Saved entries
## Start

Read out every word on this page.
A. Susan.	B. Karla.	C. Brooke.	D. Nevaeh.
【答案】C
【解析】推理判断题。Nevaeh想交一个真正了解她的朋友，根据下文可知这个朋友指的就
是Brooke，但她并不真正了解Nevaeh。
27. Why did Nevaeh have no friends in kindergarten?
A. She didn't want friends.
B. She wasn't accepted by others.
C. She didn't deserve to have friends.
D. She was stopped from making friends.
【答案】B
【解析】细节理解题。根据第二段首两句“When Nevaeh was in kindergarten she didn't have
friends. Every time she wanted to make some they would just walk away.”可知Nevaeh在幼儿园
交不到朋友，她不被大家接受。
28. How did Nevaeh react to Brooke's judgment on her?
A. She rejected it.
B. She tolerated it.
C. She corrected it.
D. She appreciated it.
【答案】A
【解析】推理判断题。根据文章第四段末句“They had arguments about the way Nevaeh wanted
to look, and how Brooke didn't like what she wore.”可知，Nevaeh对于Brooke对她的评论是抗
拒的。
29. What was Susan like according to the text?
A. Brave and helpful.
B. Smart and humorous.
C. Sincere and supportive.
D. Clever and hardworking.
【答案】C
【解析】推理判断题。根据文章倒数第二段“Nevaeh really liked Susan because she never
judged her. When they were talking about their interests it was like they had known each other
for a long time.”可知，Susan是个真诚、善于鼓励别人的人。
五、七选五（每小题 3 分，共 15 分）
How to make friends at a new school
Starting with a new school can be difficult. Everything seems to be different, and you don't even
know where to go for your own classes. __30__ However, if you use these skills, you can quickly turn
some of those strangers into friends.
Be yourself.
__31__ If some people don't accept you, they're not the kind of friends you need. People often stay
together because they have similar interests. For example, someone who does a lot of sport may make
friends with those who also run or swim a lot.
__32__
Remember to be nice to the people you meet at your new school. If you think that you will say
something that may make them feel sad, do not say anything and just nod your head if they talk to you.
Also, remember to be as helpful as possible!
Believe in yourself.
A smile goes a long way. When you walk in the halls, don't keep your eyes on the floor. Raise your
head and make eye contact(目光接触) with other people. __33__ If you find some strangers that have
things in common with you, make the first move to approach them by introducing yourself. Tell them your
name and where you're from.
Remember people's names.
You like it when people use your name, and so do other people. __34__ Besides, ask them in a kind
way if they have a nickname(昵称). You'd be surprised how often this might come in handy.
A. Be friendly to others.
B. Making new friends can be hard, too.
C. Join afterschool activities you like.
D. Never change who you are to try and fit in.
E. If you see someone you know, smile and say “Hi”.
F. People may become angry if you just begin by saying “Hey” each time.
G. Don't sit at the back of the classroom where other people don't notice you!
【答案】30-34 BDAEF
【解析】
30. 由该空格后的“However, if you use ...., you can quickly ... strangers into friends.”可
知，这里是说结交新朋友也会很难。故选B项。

## End

● **Task brief**
Pick out the lines that have the word "yourself". Copy them all.

● **Answer**
Be yourself.
Believe in yourself.
things in common with you, make the first move to approach them by introducing yourself. Tell them your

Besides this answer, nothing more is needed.